**Your instructions:** Count every line in the entries that contains "обеспечения". Report that count alone.

=-=-=-=-=

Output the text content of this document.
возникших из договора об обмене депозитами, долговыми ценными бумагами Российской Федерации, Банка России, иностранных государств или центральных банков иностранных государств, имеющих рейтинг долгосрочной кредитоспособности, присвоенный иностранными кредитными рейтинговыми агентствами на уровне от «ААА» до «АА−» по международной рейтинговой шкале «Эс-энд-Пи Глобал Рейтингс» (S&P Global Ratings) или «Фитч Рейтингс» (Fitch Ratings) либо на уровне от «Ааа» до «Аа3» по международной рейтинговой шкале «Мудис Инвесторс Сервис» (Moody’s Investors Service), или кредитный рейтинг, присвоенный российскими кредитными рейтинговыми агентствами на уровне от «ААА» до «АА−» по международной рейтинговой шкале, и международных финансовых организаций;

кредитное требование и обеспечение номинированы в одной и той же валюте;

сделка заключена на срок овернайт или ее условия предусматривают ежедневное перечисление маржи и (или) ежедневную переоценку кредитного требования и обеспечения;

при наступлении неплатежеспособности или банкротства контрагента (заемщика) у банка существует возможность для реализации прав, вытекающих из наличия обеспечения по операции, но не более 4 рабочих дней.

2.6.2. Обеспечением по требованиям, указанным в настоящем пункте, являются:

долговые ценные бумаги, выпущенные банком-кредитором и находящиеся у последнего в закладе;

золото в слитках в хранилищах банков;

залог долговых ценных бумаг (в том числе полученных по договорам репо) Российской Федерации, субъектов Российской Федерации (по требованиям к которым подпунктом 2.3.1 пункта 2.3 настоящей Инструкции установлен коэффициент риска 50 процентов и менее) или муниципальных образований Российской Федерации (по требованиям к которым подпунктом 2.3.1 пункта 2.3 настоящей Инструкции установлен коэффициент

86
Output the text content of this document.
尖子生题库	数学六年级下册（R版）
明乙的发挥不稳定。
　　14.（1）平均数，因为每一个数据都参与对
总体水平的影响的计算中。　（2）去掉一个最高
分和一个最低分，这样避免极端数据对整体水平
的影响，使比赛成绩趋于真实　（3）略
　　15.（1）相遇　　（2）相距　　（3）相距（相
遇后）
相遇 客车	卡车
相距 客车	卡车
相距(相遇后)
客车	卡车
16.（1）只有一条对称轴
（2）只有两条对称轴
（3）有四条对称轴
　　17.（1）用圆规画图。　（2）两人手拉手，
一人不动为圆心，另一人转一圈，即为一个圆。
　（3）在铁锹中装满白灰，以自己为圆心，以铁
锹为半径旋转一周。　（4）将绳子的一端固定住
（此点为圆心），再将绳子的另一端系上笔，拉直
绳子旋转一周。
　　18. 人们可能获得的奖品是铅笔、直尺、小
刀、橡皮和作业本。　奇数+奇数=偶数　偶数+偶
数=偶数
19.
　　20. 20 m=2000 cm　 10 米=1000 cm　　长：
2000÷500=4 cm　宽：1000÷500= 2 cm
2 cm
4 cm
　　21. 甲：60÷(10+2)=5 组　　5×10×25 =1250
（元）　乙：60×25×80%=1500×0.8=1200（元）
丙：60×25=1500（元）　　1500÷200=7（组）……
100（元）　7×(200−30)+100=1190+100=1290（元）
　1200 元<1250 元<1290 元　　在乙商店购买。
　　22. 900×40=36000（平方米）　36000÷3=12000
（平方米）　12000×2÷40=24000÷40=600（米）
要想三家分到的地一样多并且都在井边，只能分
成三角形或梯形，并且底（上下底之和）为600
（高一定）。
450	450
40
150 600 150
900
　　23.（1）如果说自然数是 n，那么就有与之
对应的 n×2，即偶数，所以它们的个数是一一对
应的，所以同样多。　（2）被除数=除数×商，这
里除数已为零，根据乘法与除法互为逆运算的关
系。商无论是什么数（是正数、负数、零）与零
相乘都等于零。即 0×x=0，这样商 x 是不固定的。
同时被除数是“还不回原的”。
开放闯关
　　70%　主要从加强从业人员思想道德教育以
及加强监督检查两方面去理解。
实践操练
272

=-=-=-=-=

**Complete output:** 2